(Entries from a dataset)
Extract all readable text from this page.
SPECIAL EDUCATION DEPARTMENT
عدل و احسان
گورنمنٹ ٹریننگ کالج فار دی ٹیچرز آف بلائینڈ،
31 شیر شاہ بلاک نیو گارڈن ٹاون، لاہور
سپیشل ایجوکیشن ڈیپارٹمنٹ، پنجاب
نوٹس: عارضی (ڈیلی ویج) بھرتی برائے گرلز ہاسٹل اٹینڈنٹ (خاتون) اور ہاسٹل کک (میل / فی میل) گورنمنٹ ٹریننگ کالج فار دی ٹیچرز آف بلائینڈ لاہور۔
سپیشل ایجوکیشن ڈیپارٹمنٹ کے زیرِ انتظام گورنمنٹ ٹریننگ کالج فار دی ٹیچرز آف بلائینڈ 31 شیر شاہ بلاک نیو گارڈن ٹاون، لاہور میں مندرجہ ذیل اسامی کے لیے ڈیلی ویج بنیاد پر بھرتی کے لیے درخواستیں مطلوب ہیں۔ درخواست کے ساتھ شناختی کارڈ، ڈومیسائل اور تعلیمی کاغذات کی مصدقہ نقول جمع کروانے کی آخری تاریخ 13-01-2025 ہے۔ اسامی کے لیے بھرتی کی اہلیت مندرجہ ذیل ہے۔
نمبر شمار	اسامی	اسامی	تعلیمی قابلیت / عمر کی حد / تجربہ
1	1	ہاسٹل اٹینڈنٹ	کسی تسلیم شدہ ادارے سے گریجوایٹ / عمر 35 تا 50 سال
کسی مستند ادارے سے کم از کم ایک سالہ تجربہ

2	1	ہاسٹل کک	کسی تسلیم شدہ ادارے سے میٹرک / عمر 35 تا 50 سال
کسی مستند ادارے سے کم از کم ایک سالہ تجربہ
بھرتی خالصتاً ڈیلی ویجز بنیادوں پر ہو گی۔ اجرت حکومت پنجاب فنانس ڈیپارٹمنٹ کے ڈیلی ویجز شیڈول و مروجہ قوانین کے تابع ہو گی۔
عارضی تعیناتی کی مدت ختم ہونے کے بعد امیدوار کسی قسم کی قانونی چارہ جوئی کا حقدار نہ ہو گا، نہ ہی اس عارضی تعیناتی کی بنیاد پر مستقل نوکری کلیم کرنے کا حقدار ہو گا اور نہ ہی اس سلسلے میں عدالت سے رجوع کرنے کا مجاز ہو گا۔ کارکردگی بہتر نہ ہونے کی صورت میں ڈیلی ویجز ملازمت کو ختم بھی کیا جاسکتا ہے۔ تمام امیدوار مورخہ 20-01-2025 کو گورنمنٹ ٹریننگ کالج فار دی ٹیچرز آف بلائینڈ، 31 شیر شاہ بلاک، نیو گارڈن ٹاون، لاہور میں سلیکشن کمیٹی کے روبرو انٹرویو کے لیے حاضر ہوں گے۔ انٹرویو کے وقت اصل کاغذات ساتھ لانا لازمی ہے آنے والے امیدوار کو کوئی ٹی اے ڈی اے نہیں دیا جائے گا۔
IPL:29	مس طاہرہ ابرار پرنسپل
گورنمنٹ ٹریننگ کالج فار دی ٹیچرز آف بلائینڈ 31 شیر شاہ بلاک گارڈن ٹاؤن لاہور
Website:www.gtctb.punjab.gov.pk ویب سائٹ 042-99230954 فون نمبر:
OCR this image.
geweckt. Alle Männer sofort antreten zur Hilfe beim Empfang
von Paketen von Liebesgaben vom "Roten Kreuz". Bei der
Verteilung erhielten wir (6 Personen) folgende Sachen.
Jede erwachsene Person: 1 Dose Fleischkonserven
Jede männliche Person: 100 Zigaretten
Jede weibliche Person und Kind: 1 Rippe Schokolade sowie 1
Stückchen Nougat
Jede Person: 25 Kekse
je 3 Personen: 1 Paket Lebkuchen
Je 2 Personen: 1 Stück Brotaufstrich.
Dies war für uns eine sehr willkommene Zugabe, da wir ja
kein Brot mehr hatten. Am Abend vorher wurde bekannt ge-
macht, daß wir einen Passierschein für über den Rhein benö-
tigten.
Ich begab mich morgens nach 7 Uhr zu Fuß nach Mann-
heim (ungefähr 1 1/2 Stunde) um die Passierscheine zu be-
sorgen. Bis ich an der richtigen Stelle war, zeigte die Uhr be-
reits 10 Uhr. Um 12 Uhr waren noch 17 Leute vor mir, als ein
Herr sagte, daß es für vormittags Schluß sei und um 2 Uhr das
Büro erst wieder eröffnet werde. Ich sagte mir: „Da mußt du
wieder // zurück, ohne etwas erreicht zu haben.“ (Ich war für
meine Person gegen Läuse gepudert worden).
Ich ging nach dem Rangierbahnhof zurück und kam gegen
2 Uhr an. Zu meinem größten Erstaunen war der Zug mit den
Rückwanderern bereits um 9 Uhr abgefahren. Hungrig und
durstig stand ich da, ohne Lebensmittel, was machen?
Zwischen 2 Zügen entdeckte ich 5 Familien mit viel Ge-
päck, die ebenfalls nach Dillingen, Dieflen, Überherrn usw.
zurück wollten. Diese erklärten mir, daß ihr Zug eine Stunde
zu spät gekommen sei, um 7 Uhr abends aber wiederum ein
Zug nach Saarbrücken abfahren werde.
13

WHAT THE TASK ASKS: Scan the material above for the string "ہاسٹل" and return the lines that hold it.

CORRECT ANSWER:
نوٹس: عارضی (ڈیلی ویج) بھرتی برائے گرلز ہاسٹل اٹینڈنٹ (خاتون) اور ہاسٹل کک (میل / فی میل) گورنمنٹ ٹریننگ کالج فار دی ٹیچرز آف بلائینڈ لاہور۔
1	1	ہاسٹل اٹینڈنٹ	کسی تسلیم شدہ ادارے سے گریجوایٹ / عمر 35 تا 50 سال
2	1	ہاسٹل کک	کسی تسلیم شدہ ادارے سے میٹرک / عمر 35 تا 50 سال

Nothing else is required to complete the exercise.